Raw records
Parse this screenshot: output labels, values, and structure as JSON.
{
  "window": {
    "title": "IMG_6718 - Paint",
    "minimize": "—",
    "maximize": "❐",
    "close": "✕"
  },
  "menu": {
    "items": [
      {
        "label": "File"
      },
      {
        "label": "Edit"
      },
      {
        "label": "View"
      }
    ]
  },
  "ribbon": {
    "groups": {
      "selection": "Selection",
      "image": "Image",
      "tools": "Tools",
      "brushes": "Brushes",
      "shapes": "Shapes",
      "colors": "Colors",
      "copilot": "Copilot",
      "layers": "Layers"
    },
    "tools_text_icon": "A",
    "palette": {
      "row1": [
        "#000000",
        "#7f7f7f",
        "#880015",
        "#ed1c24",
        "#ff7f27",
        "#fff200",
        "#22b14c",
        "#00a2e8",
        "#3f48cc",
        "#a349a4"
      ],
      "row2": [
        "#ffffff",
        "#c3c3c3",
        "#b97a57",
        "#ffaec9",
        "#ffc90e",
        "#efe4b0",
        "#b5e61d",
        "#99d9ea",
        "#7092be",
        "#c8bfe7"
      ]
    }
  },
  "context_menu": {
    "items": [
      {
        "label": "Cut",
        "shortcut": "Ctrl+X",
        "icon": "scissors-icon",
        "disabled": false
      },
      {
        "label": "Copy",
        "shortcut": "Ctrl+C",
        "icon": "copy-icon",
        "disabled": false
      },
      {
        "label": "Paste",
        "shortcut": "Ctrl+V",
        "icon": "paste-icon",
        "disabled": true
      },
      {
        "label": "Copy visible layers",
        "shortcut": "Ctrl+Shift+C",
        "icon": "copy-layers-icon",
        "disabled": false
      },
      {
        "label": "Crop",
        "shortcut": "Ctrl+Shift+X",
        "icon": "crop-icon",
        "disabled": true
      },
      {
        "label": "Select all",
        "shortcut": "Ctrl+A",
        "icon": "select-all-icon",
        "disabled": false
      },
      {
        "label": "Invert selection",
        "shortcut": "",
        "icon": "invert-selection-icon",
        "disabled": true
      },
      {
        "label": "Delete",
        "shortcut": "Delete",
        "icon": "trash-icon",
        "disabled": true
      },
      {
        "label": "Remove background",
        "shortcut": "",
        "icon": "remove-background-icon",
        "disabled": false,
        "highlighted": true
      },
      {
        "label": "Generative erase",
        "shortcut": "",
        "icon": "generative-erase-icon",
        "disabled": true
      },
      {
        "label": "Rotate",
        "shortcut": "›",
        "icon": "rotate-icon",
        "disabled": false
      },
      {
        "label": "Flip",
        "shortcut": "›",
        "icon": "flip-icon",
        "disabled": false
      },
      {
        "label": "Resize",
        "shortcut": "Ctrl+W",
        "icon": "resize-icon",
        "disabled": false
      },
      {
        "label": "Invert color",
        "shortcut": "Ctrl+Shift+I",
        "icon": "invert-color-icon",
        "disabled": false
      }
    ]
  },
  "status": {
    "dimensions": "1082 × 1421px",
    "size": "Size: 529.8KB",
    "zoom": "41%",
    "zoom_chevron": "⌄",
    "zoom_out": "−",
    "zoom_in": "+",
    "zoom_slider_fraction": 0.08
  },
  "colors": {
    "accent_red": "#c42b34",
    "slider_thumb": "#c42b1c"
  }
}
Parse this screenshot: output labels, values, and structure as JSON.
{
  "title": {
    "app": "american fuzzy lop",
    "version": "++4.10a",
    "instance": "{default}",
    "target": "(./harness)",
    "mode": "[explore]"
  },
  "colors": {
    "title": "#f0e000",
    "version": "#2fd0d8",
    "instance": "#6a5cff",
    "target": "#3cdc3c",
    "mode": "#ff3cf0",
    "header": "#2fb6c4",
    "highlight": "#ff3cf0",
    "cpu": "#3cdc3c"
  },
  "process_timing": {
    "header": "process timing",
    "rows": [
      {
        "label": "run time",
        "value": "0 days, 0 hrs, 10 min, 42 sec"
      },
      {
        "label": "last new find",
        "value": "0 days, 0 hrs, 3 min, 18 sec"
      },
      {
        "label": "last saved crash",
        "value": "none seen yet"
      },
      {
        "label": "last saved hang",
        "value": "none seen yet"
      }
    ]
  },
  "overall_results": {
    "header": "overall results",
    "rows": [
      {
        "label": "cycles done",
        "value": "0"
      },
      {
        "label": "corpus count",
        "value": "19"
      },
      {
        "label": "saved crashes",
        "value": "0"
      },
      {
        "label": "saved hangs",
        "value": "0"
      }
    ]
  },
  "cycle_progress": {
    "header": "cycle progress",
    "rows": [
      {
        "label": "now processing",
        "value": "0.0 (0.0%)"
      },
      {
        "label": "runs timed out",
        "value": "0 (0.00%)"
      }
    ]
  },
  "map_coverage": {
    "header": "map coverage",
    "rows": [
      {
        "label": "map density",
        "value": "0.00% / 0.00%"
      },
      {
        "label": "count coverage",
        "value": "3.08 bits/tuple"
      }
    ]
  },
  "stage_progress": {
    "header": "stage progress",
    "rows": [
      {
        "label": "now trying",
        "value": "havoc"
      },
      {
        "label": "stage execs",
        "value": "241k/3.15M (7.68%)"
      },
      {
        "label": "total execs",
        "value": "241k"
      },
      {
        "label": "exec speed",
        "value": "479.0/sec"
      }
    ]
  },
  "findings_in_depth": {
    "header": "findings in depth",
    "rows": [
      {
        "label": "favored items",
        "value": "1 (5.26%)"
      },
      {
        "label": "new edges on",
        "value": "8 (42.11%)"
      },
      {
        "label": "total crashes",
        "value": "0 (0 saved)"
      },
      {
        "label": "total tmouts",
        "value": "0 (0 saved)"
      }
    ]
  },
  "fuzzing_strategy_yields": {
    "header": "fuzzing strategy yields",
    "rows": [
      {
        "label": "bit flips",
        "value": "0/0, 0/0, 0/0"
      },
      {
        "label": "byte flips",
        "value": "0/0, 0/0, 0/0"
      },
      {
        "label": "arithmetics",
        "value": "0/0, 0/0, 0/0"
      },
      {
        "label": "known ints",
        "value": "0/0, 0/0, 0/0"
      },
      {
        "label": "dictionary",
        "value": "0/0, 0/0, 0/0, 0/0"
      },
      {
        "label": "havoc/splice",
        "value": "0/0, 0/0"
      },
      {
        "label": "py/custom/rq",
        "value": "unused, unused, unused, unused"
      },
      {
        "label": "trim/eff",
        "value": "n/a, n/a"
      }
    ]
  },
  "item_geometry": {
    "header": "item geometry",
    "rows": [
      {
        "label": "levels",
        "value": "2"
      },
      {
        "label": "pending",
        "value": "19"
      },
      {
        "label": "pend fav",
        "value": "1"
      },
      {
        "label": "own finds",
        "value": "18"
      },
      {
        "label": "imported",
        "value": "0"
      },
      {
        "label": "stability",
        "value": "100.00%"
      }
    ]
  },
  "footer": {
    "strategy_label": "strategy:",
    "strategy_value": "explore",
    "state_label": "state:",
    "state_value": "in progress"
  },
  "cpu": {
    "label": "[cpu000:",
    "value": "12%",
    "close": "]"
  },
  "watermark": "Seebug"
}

WRITTEN INSTRUCTION
Your task is to return the full listing exactly as it was given.

SOLUTION FOR THIS EXERCISE
Parse this screenshot: output labels, values, and structure as JSON.
{
  "window": {
    "title": "IMG_6718 - Paint",
    "minimize": "—",
    "maximize": "❐",
    "close": "✕"
  },
  "menu": {
    "items": [
      {
        "label": "File"
      },
      {
        "label": "Edit"
      },
      {
        "label": "View"
      }
    ]
  },
  "ribbon": {
    "groups": {
      "selection": "Selection",
      "image": "Image",
      "tools": "Tools",
      "brushes": "Brushes",
      "shapes": "Shapes",
      "colors": "Colors",
      "copilot": "Copilot",
      "layers": "Layers"
    },
    "tools_text_icon": "A",
    "palette": {
      "row1": [
        "#000000",
        "#7f7f7f",
        "#880015",
        "#ed1c24",
        "#ff7f27",
        "#fff200",
        "#22b14c",
        "#00a2e8",
        "#3f48cc",
        "#a349a4"
      ],
      "row2": [
        "#ffffff",
        "#c3c3c3",
        "#b97a57",
        "#ffaec9",
        "#ffc90e",
        "#efe4b0",
        "#b5e61d",
        "#99d9ea",
        "#7092be",
        "#c8bfe7"
      ]
    }
  },
  "context_menu": {
    "items": [
      {
        "label": "Cut",
        "shortcut": "Ctrl+X",
        "icon": "scissors-icon",
        "disabled": false
      },
      {
        "label": "Copy",
        "shortcut": "Ctrl+C",
        "icon": "copy-icon",
        "disabled": false
      },
      {
        "label": "Paste",
        "shortcut": "Ctrl+V",
        "icon": "paste-icon",
        "disabled": true
      },
      {
        "label": "Copy visible layers",
        "shortcut": "Ctrl+Shift+C",
        "icon": "copy-layers-icon",
        "disabled": false
      },
      {
        "label": "Crop",
        "shortcut": "Ctrl+Shift+X",
        "icon": "crop-icon",
        "disabled": true
      },
      {
        "label": "Select all",
        "shortcut": "Ctrl+A",
        "icon": "select-all-icon",
        "disabled": false
      },
      {
        "label": "Invert selection",
        "shortcut": "",
        "icon": "invert-selection-icon",
        "disabled": true
      },
      {
        "label": "Delete",
        "shortcut": "Delete",
        "icon": "trash-icon",
        "disabled": true
      },
      {
        "label": "Remove background",
        "shortcut": "",
        "icon": "remove-background-icon",
        "disabled": false,
        "highlighted": true
      },
      {
        "label": "Generative erase",
        "shortcut": "",
        "icon": "generative-erase-icon",
        "disabled": true
      },
      {
        "label": "Rotate",
        "shortcut": "›",
        "icon": "rotate-icon",
        "disabled": false
      },
      {
        "label": "Flip",
        "shortcut": "›",
        "icon": "flip-icon",
        "disabled": false
      },
      {
        "label": "Resize",
        "shortcut": "Ctrl+W",
        "icon": "resize-icon",
        "disabled": false
      },
      {
        "label": "Invert color",
        "shortcut": "Ctrl+Shift+I",
        "icon": "invert-color-icon",
        "disabled": false
      }
    ]
  },
  "status": {
    "dimensions": "1082 × 1421px",
    "size": "Size: 529.8KB",
    "zoom": "41%",
    "zoom_chevron": "⌄",
    "zoom_out": "−",
    "zoom_in": "+",
    "zoom_slider_fraction": 0.08
  },
  "colors": {
    "accent_red": "#c42b34",
    "slider_thumb": "#c42b1c"
  }
}
Parse this screenshot: output labels, values, and structure as JSON.
{
  "title": {
    "app": "american fuzzy lop",
    "version": "++4.10a",
    "instance": "{default}",
    "target": "(./harness)",
    "mode": "[explore]"
  },
  "colors": {
    "title": "#f0e000",
    "version": "#2fd0d8",
    "instance": "#6a5cff",
    "target": "#3cdc3c",
    "mode": "#ff3cf0",
    "header": "#2fb6c4",
    "highlight": "#ff3cf0",
    "cpu": "#3cdc3c"
  },
  "process_timing": {
    "header": "process timing",
    "rows": [
      {
        "label": "run time",
        "value": "0 days, 0 hrs, 10 min, 42 sec"
      },
      {
        "label": "last new find",
        "value": "0 days, 0 hrs, 3 min, 18 sec"
      },
      {
        "label": "last saved crash",
        "value": "none seen yet"
      },
      {
        "label": "last saved hang",
        "value": "none seen yet"
      }
    ]
  },
  "overall_results": {
    "header": "overall results",
    "rows": [
      {
        "label": "cycles done",
        "value": "0"
      },
      {
        "label": "corpus count",
        "value": "19"
      },
      {
        "label": "saved crashes",
        "value": "0"
      },
      {
        "label": "saved hangs",
        "value": "0"
      }
    ]
  },
  "cycle_progress": {
    "header": "cycle progress",
    "rows": [
      {
        "label": "now processing",
        "value": "0.0 (0.0%)"
      },
      {
        "label": "runs timed out",
        "value": "0 (0.00%)"
      }
    ]
  },
  "map_coverage": {
    "header": "map coverage",
    "rows": [
      {
        "label": "map density",
        "value": "0.00% / 0.00%"
      },
      {
        "label": "count coverage",
        "value": "3.08 bits/tuple"
      }
    ]
  },
  "stage_progress": {
    "header": "stage progress",
    "rows": [
      {
        "label": "now trying",
        "value": "havoc"
      },
      {
        "label": "stage execs",
        "value": "241k/3.15M (7.68%)"
      },
      {
        "label": "total execs",
        "value": "241k"
      },
      {
        "label": "exec speed",
        "value": "479.0/sec"
      }
    ]
  },
  "findings_in_depth": {
    "header": "findings in depth",
    "rows": [
      {
        "label": "favored items",
        "value": "1 (5.26%)"
      },
      {
        "label": "new edges on",
        "value": "8 (42.11%)"
      },
      {
        "label": "total crashes",
        "value": "0 (0 saved)"
      },
      {
        "label": "total tmouts",
        "value": "0 (0 saved)"
      }
    ]
  },
  "fuzzing_strategy_yields": {
    "header": "fuzzing strategy yields",
    "rows": [
      {
        "label": "bit flips",
        "value": "0/0, 0/0, 0/0"
      },
      {
        "label": "byte flips",
        "value": "0/0, 0/0, 0/0"
      },
      {
        "label": "arithmetics",
        "value": "0/0, 0/0, 0/0"
      },
      {
        "label": "known ints",
        "value": "0/0, 0/0, 0/0"
      },
      {
        "label": "dictionary",
        "value": "0/0, 0/0, 0/0, 0/0"
      },
      {
        "label": "havoc/splice",
        "value": "0/0, 0/0"
      },
      {
        "label": "py/custom/rq",
        "value": "unused, unused, unused, unused"
      },
      {
        "label": "trim/eff",
        "value": "n/a, n/a"
      }
    ]
  },
  "item_geometry": {
    "header": "item geometry",
    "rows": [
      {
        "label": "levels",
        "value": "2"
      },
      {
        "label": "pending",
        "value": "19"
      },
      {
        "label": "pend fav",
        "value": "1"
      },
      {
        "label": "own finds",
        "value": "18"
      },
      {
        "label": "imported",
        "value": "0"
      },
      {
        "label": "stability",
        "value": "100.00%"
      }
    ]
  },
  "footer": {
    "strategy_label": "strategy:",
    "strategy_value": "explore",
    "state_label": "state:",
    "state_value": "in progress"
  },
  "cpu": {
    "label": "[cpu000:",
    "value": "12%",
    "close": "]"
  },
  "watermark": "Seebug"
}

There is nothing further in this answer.